● Your objective
Copy each line below that contains "hiện".

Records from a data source
+ + + + +

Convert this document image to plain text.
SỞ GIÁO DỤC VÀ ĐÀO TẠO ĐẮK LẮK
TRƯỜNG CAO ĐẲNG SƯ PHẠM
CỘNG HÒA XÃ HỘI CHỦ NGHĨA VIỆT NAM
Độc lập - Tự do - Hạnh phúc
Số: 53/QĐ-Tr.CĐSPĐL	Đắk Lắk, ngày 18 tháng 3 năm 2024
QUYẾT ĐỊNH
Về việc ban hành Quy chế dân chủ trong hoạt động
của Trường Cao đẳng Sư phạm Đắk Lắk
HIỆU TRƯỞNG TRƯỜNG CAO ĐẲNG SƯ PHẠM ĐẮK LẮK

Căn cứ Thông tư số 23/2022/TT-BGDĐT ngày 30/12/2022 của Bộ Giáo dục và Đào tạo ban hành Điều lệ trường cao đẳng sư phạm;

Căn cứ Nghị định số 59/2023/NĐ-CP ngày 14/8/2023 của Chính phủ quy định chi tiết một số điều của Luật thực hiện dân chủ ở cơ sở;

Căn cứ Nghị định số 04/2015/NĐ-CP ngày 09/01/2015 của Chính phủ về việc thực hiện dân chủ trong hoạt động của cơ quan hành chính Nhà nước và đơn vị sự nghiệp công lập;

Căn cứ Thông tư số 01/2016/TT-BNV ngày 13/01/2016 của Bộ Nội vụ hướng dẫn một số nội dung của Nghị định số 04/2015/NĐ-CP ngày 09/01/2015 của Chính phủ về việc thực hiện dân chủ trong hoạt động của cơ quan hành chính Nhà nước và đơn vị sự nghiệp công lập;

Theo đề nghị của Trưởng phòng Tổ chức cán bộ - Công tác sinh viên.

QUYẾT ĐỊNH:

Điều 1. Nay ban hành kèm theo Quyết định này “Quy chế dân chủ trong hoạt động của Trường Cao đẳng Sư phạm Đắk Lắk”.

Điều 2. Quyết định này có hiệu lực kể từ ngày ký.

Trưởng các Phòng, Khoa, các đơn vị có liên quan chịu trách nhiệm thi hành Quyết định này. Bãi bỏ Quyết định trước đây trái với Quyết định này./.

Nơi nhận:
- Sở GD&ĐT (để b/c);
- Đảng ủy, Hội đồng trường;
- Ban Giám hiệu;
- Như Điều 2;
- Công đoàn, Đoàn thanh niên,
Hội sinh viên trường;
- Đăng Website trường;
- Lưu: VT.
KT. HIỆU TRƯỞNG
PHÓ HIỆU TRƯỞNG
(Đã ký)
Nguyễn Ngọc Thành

+ + + + +

● Solution below
Căn cứ Nghị định số 59/2023/NĐ-CP ngày 14/8/2023 của Chính phủ quy định chi tiết một số điều của Luật thực hiện dân chủ ở cơ sở;
Căn cứ Nghị định số 04/2015/NĐ-CP ngày 09/01/2015 của Chính phủ về việc thực hiện dân chủ trong hoạt động của cơ quan hành chính Nhà nước và đơn vị sự nghiệp công lập;
Căn cứ Thông tư số 01/2016/TT-BNV ngày 13/01/2016 của Bộ Nội vụ hướng dẫn một số nội dung của Nghị định số 04/2015/NĐ-CP ngày 09/01/2015 của Chính phủ về việc thực hiện dân chủ trong hoạt động của cơ quan hành chính Nhà nước và đơn vị sự nghiệp công lập;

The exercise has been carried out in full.